### RAW DATA
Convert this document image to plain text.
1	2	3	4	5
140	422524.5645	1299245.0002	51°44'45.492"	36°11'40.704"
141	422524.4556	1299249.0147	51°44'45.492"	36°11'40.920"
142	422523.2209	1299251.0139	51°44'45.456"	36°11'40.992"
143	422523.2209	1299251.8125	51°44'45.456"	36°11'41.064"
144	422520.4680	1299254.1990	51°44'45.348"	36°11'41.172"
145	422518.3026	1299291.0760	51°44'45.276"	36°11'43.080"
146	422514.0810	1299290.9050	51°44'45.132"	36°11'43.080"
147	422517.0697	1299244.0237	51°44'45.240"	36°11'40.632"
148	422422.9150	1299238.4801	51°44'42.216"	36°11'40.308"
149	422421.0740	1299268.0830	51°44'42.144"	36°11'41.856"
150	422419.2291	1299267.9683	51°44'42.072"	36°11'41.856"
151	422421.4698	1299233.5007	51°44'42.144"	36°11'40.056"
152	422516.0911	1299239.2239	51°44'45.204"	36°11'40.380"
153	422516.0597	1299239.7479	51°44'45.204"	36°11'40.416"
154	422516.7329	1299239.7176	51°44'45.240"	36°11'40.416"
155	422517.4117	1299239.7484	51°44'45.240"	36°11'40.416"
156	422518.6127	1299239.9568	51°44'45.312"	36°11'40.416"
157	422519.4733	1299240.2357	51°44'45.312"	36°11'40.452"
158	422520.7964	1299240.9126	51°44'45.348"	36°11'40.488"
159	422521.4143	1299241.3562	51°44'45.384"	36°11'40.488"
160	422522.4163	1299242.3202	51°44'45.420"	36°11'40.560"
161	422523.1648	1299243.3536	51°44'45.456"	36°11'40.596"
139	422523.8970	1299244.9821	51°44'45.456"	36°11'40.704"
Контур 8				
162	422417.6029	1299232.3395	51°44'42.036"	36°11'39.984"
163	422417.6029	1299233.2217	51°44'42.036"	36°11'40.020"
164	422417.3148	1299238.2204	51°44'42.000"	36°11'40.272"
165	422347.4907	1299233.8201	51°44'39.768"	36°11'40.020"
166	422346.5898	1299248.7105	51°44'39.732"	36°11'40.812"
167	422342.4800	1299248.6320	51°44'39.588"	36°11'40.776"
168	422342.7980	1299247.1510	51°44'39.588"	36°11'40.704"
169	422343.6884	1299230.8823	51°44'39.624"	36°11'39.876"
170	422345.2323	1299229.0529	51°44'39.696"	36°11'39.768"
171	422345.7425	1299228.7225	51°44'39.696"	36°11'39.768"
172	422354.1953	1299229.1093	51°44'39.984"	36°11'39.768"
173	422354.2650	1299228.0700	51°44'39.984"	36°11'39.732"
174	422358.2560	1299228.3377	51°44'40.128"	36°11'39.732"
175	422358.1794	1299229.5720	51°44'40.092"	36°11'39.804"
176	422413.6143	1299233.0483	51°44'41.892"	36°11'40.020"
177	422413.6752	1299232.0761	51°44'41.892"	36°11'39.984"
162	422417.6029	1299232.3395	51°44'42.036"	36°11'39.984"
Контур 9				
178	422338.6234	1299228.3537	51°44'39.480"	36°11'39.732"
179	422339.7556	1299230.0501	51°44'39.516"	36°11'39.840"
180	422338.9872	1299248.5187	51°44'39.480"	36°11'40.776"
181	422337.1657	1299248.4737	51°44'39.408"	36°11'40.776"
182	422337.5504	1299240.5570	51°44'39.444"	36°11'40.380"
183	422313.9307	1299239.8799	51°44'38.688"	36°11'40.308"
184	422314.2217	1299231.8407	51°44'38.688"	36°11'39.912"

### JOB
Go through the listing above and restate it word for word.

### COMPLETE OUTPUT
Convert this document image to plain text.
1	2	3	4	5
140	422524.5645	1299245.0002	51°44'45.492"	36°11'40.704"
141	422524.4556	1299249.0147	51°44'45.492"	36°11'40.920"
142	422523.2209	1299251.0139	51°44'45.456"	36°11'40.992"
143	422523.2209	1299251.8125	51°44'45.456"	36°11'41.064"
144	422520.4680	1299254.1990	51°44'45.348"	36°11'41.172"
145	422518.3026	1299291.0760	51°44'45.276"	36°11'43.080"
146	422514.0810	1299290.9050	51°44'45.132"	36°11'43.080"
147	422517.0697	1299244.0237	51°44'45.240"	36°11'40.632"
148	422422.9150	1299238.4801	51°44'42.216"	36°11'40.308"
149	422421.0740	1299268.0830	51°44'42.144"	36°11'41.856"
150	422419.2291	1299267.9683	51°44'42.072"	36°11'41.856"
151	422421.4698	1299233.5007	51°44'42.144"	36°11'40.056"
152	422516.0911	1299239.2239	51°44'45.204"	36°11'40.380"
153	422516.0597	1299239.7479	51°44'45.204"	36°11'40.416"
154	422516.7329	1299239.7176	51°44'45.240"	36°11'40.416"
155	422517.4117	1299239.7484	51°44'45.240"	36°11'40.416"
156	422518.6127	1299239.9568	51°44'45.312"	36°11'40.416"
157	422519.4733	1299240.2357	51°44'45.312"	36°11'40.452"
158	422520.7964	1299240.9126	51°44'45.348"	36°11'40.488"
159	422521.4143	1299241.3562	51°44'45.384"	36°11'40.488"
160	422522.4163	1299242.3202	51°44'45.420"	36°11'40.560"
161	422523.1648	1299243.3536	51°44'45.456"	36°11'40.596"
139	422523.8970	1299244.9821	51°44'45.456"	36°11'40.704"
Контур 8				
162	422417.6029	1299232.3395	51°44'42.036"	36°11'39.984"
163	422417.6029	1299233.2217	51°44'42.036"	36°11'40.020"
164	422417.3148	1299238.2204	51°44'42.000"	36°11'40.272"
165	422347.4907	1299233.8201	51°44'39.768"	36°11'40.020"
166	422346.5898	1299248.7105	51°44'39.732"	36°11'40.812"
167	422342.4800	1299248.6320	51°44'39.588"	36°11'40.776"
168	422342.7980	1299247.1510	51°44'39.588"	36°11'40.704"
169	422343.6884	1299230.8823	51°44'39.624"	36°11'39.876"
170	422345.2323	1299229.0529	51°44'39.696"	36°11'39.768"
171	422345.7425	1299228.7225	51°44'39.696"	36°11'39.768"
172	422354.1953	1299229.1093	51°44'39.984"	36°11'39.768"
173	422354.2650	1299228.0700	51°44'39.984"	36°11'39.732"
174	422358.2560	1299228.3377	51°44'40.128"	36°11'39.732"
175	422358.1794	1299229.5720	51°44'40.092"	36°11'39.804"
176	422413.6143	1299233.0483	51°44'41.892"	36°11'40.020"
177	422413.6752	1299232.0761	51°44'41.892"	36°11'39.984"
162	422417.6029	1299232.3395	51°44'42.036"	36°11'39.984"
Контур 9				
178	422338.6234	1299228.3537	51°44'39.480"	36°11'39.732"
179	422339.7556	1299230.0501	51°44'39.516"	36°11'39.840"
180	422338.9872	1299248.5187	51°44'39.480"	36°11'40.776"
181	422337.1657	1299248.4737	51°44'39.408"	36°11'40.776"
182	422337.5504	1299240.5570	51°44'39.444"	36°11'40.380"
183	422313.9307	1299239.8799	51°44'38.688"	36°11'40.308"
184	422314.2217	1299231.8407	51°44'38.688"	36°11'39.912"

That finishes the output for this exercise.